### [The problem]
Select from the data all lines with the word "Amount".

§

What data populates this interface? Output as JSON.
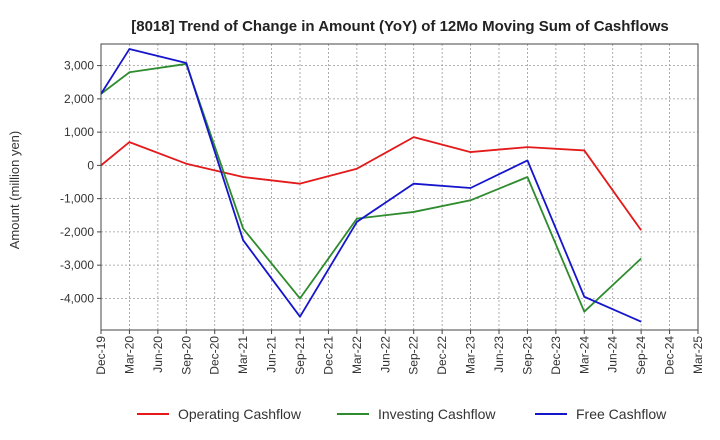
{
  "chart_data": {
    "type": "line",
    "title": "[8018]  Trend of Change in Amount (YoY) of 12Mo Moving Sum of Cashflows",
    "xlabel": "",
    "ylabel": "Amount (million yen)",
    "categories": [
      "Dec-19",
      "Mar-20",
      "Jun-20",
      "Sep-20",
      "Dec-20",
      "Mar-21",
      "Jun-21",
      "Sep-21",
      "Dec-21",
      "Mar-22",
      "Jun-22",
      "Sep-22",
      "Dec-22",
      "Mar-23",
      "Jun-23",
      "Sep-23",
      "Dec-23",
      "Mar-24",
      "Jun-24",
      "Sep-24",
      "Dec-24",
      "Mar-25"
    ],
    "yticks": [
      3000,
      2000,
      1000,
      0,
      -1000,
      -2000,
      -3000,
      -4000
    ],
    "ytick_labels": [
      "3,000",
      "2,000",
      "1,000",
      "0",
      "-1,000",
      "-2,000",
      "-3,000",
      "-4,000"
    ],
    "ylim": [
      -4950,
      3650
    ],
    "grid": true,
    "legend_position": "bottom",
    "series": [
      {
        "name": "Operating Cashflow",
        "color": "#e41a1a",
        "values": [
          0,
          700,
          null,
          50,
          null,
          -350,
          null,
          -550,
          null,
          -100,
          null,
          850,
          null,
          400,
          null,
          550,
          null,
          450,
          null,
          -1950,
          null,
          null
        ]
      },
      {
        "name": "Investing Cashflow",
        "color": "#2e8b2e",
        "values": [
          2150,
          2800,
          null,
          3050,
          null,
          -1900,
          null,
          -4000,
          null,
          -1600,
          null,
          -1400,
          null,
          -1050,
          null,
          -350,
          null,
          -4400,
          null,
          -2800,
          null,
          null
        ]
      },
      {
        "name": "Free Cashflow",
        "color": "#1515cc",
        "values": [
          2150,
          3500,
          null,
          3080,
          null,
          -2250,
          null,
          -4550,
          null,
          -1700,
          null,
          -550,
          null,
          -680,
          null,
          150,
          null,
          -3950,
          null,
          -4700,
          null,
          null
        ]
      }
    ]
  }
}
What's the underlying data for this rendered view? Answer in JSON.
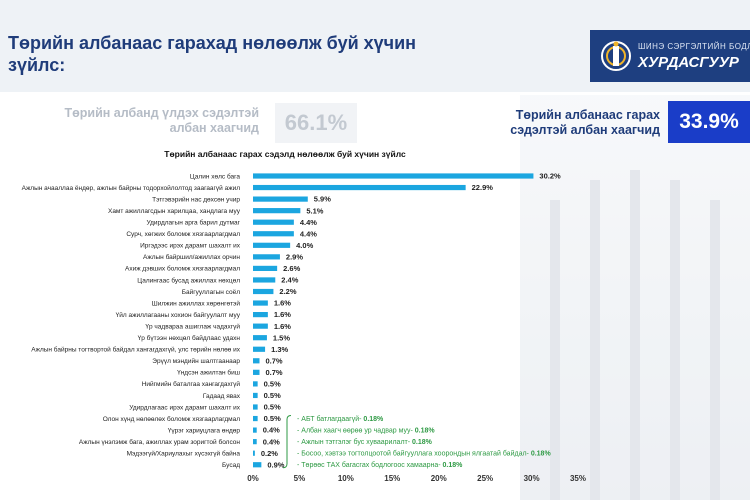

§

### [Full output]
    "title": "[8018]  Trend of Change in Amount (YoY) of 12Mo Moving Sum of Cashflows",
    "ylabel": "Amount (million yen)",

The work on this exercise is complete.